## OBJECTIVE
Restate the material word for word and leave out anything that is a picture.

## THE RECORDS

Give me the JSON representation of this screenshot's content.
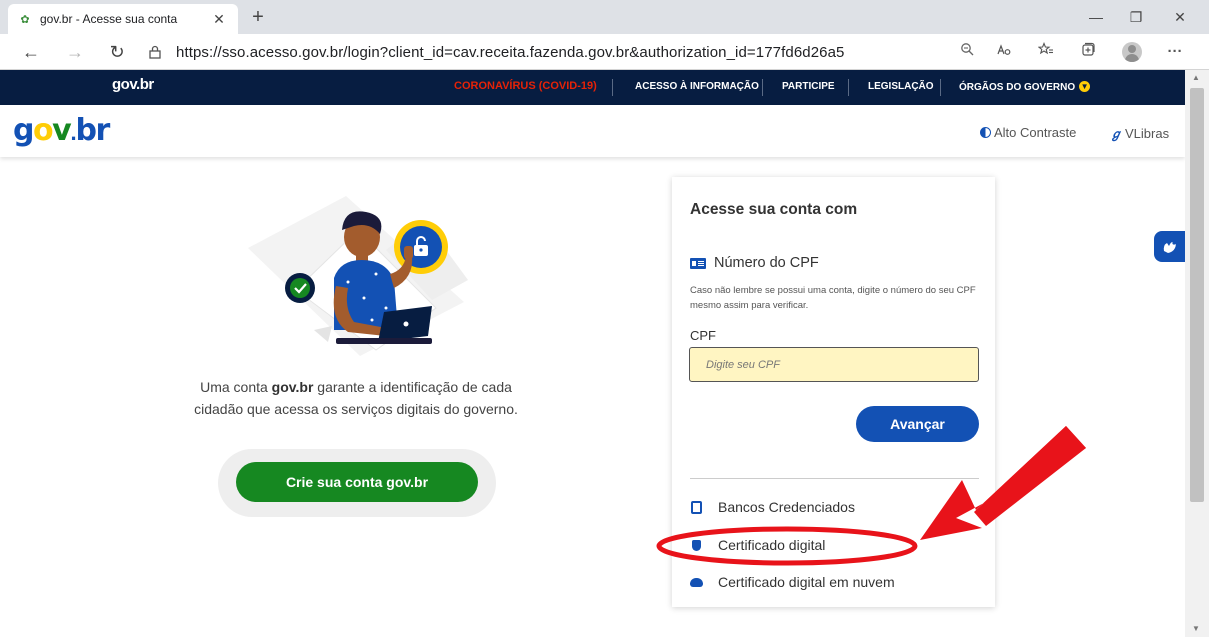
{
  "browser": {
    "tab_title": "gov.br - Acesse sua conta",
    "tab_close": "✕",
    "new_tab": "+",
    "url": "https://sso.acesso.gov.br/login?client_id=cav.receita.fazenda.gov.br&authorization_id=177fd6d26a5",
    "minimize": "—",
    "maximize": "❐",
    "close": "✕",
    "back": "←",
    "forward": "→",
    "reload": "↻",
    "more": "···"
  },
  "gov_strip": {
    "logo": "gov.br",
    "links": [
      "CORONAVÍRUS (COVID-19)",
      "ACESSO À INFORMAÇÃO",
      "PARTICIPE",
      "LEGISLAÇÃO",
      "ÓRGÃOS DO GOVERNO"
    ]
  },
  "header": {
    "brand": {
      "g": "g",
      "o": "o",
      "v": "v",
      "dot": ".",
      "br": "br"
    },
    "contrast": "Alto Contraste",
    "vlibras": "VLibras"
  },
  "intro": {
    "prefix": "Uma conta ",
    "bold": "gov.br",
    "suffix": " garante a identificação de cada cidadão que acessa os serviços digitais do governo."
  },
  "create_button": "Crie sua conta gov.br",
  "login": {
    "title": "Acesse sua conta com",
    "cpf_section": "Número do CPF",
    "hint": "Caso não lembre se possui uma conta, digite o número do seu CPF mesmo assim para verificar.",
    "cpf_label": "CPF",
    "cpf_placeholder": "Digite seu CPF",
    "next_button": "Avançar",
    "options": [
      {
        "label": "Bancos Credenciados",
        "icon": "bank-icon"
      },
      {
        "label": "Certificado digital",
        "icon": "shield-icon"
      },
      {
        "label": "Certificado digital em nuvem",
        "icon": "cloud-icon"
      }
    ]
  },
  "colors": {
    "gov_blue": "#1351b4",
    "gov_dark": "#071d41",
    "gov_green": "#168821",
    "gov_yellow": "#ffcd07",
    "covid_red": "#e52207",
    "annotation_red": "#e8131a"
  }
}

## RESULT
Give me the JSON representation of this screenshot's content.
{
  "browser": {
    "tab_title": "gov.br - Acesse sua conta",
    "tab_close": "✕",
    "new_tab": "+",
    "url": "https://sso.acesso.gov.br/login?client_id=cav.receita.fazenda.gov.br&authorization_id=177fd6d26a5",
    "minimize": "—",
    "maximize": "❐",
    "close": "✕",
    "back": "←",
    "forward": "→",
    "reload": "↻",
    "more": "···"
  },
  "gov_strip": {
    "logo": "gov.br",
    "links": [
      "CORONAVÍRUS (COVID-19)",
      "ACESSO À INFORMAÇÃO",
      "PARTICIPE",
      "LEGISLAÇÃO",
      "ÓRGÃOS DO GOVERNO"
    ]
  },
  "header": {
    "brand": {
      "g": "g",
      "o": "o",
      "v": "v",
      "dot": ".",
      "br": "br"
    },
    "contrast": "Alto Contraste",
    "vlibras": "VLibras"
  },
  "intro": {
    "prefix": "Uma conta ",
    "bold": "gov.br",
    "suffix": " garante a identificação de cada cidadão que acessa os serviços digitais do governo."
  },
  "create_button": "Crie sua conta gov.br",
  "login": {
    "title": "Acesse sua conta com",
    "cpf_section": "Número do CPF",
    "hint": "Caso não lembre se possui uma conta, digite o número do seu CPF mesmo assim para verificar.",
    "cpf_label": "CPF",
    "cpf_placeholder": "Digite seu CPF",
    "next_button": "Avançar",
    "options": [
      {
        "label": "Bancos Credenciados",
        "icon": "bank-icon"
      },
      {
        "label": "Certificado digital",
        "icon": "shield-icon"
      },
      {
        "label": "Certificado digital em nuvem",
        "icon": "cloud-icon"
      }
    ]
  },
  "colors": {
    "gov_blue": "#1351b4",
    "gov_dark": "#071d41",
    "gov_green": "#168821",
    "gov_yellow": "#ffcd07",
    "covid_red": "#e52207",
    "annotation_red": "#e8131a"
  }
}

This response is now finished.